# Mysterious bulges in wall



## jrsharp21

So on a wall in the master bedroom of our house my wife and I notice that the wall is starting bulge out a little in a straight line across part of the wall that angles out. This wall is in front of the bathroom in our bedroom. Then we noticed right above the door of the bathroom, another vertical straight line is starting bulge out and up to the ceiling. We were not sure what was happening with the wall. Of course we feared the most, mold inside the walls. So we went and got the spikes you can stick in your well to test for moisture inside them. So we put a spike in yesterday and when we pulled it out after the allotted time, the spike showed no significant trace of moisture. So now we are back to square one in figure out what is causing these bulges. Anyone have any idea or have this experience before. The house is about 10 years old if that helps.


----------



## Deacon

Without seeing the crack, it sound as though it just may be an expansion problem - especially being around the bathroom.  A handyman would just beat the cracks back with a simple hammer so the crack and ajoining area is below the existing wall plane, add some sheetrock nails where nailers are available - install tape, mud etc (tape and bed)- retexture and paint to match.  Do not be surprised if the crack comes back in a few years.  The second time you do it should be the charm.  You did not mention anything along the termite  scenario so we are ruling that out for now.  A termite nesting area will bulge but will not crack as I am thinking you are trying to explain.  After saying that, a picture would help out immensely.


----------



## Square Eye

Sometimes settling will cause the drywall tape to wrinkle. The wrinkle can look like a bulge or like a candy cane stripe along the joints in the drywall.
Keep a close eye on the door where the new bulge is, If that door becomes difficult to open or close, I would say settling is to blame.
You may have to have the floors lifted and shims placed under your main girders. 
The repair to the drywall should NOT be done until any settling issues are resolved.


----------



## jrsharp21

thanks for the reply guys. Here is some pics.

§ Records:
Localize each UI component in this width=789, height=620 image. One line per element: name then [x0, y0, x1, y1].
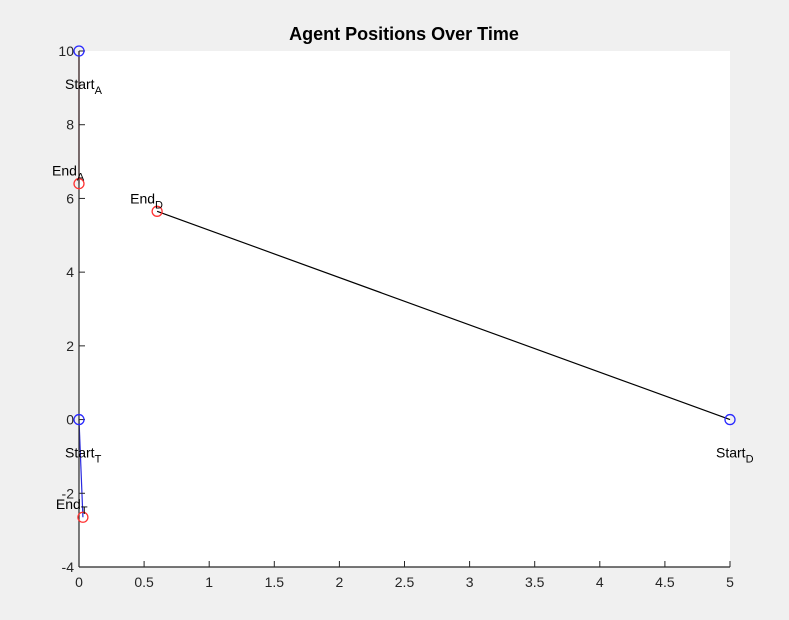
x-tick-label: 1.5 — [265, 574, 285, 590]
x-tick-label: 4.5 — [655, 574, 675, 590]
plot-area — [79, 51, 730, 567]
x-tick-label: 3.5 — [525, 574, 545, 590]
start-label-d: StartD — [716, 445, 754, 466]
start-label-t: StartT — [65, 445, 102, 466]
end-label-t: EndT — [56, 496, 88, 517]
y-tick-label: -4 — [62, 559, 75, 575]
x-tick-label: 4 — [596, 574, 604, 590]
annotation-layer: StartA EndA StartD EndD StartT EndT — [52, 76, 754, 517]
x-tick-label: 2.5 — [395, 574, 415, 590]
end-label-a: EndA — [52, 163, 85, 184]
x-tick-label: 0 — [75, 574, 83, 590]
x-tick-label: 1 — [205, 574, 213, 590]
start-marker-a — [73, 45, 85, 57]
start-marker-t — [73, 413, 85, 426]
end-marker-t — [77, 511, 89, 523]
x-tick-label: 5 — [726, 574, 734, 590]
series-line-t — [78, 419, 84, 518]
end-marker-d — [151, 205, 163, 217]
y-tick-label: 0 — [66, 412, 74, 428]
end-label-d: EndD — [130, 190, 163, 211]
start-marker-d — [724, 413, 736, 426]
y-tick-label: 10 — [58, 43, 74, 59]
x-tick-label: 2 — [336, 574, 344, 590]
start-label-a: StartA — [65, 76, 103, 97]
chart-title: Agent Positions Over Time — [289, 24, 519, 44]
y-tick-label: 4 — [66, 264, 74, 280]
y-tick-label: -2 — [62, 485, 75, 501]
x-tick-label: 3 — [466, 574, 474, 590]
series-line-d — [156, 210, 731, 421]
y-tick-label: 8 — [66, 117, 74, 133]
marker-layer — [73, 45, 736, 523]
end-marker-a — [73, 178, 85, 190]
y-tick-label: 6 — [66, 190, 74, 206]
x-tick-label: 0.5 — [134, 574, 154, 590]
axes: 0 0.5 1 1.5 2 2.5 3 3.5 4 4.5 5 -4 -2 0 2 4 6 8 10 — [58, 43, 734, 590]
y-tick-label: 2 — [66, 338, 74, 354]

§ What the exercise asks:
Reproduce the full forum thread about the bulges in the bedroom wall word for word.

§ Solution for this exercise:
# Mysterious bulges in wall



## jrsharp21

So on a wall in the master bedroom of our house my wife and I notice that the wall is starting bulge out a little in a straight line across part of the wall that angles out. This wall is in front of the bathroom in our bedroom. Then we noticed right above the door of the bathroom, another vertical straight line is starting bulge out and up to the ceiling. We were not sure what was happening with the wall. Of course we feared the most, mold inside the walls. So we went and got the spikes you can stick in your well to test for moisture inside them. So we put a spike in yesterday and when we pulled it out after the allotted time, the spike showed no significant trace of moisture. So now we are back to square one in figure out what is causing these bulges. Anyone have any idea or have this experience before. The house is about 10 years old if that helps.


----------



## Deacon

Without seeing the crack, it sound as though it just may be an expansion problem - especially being around the bathroom.  A handyman would just beat the cracks back with a simple hammer so the crack and ajoining area is below the existing wall plane, add some sheetrock nails where nailers are available - install tape, mud etc (tape and bed)- retexture and paint to match.  Do not be surprised if the crack comes back in a few years.  The second time you do it should be the charm.  You did not mention anything along the termite  scenario so we are ruling that out for now.  A termite nesting area will bulge but will not crack as I am thinking you are trying to explain.  After saying that, a picture would help out immensely.


----------



## Square Eye

Sometimes settling will cause the drywall tape to wrinkle. The wrinkle can look like a bulge or like a candy cane stripe along the joints in the drywall.
Keep a close eye on the door where the new bulge is, If that door becomes difficult to open or close, I would say settling is to blame.
You may have to have the floors lifted and shims placed under your main girders. 
The repair to the drywall should NOT be done until any settling issues are resolved.


----------



## jrsharp21

thanks for the reply guys. Here is some pics.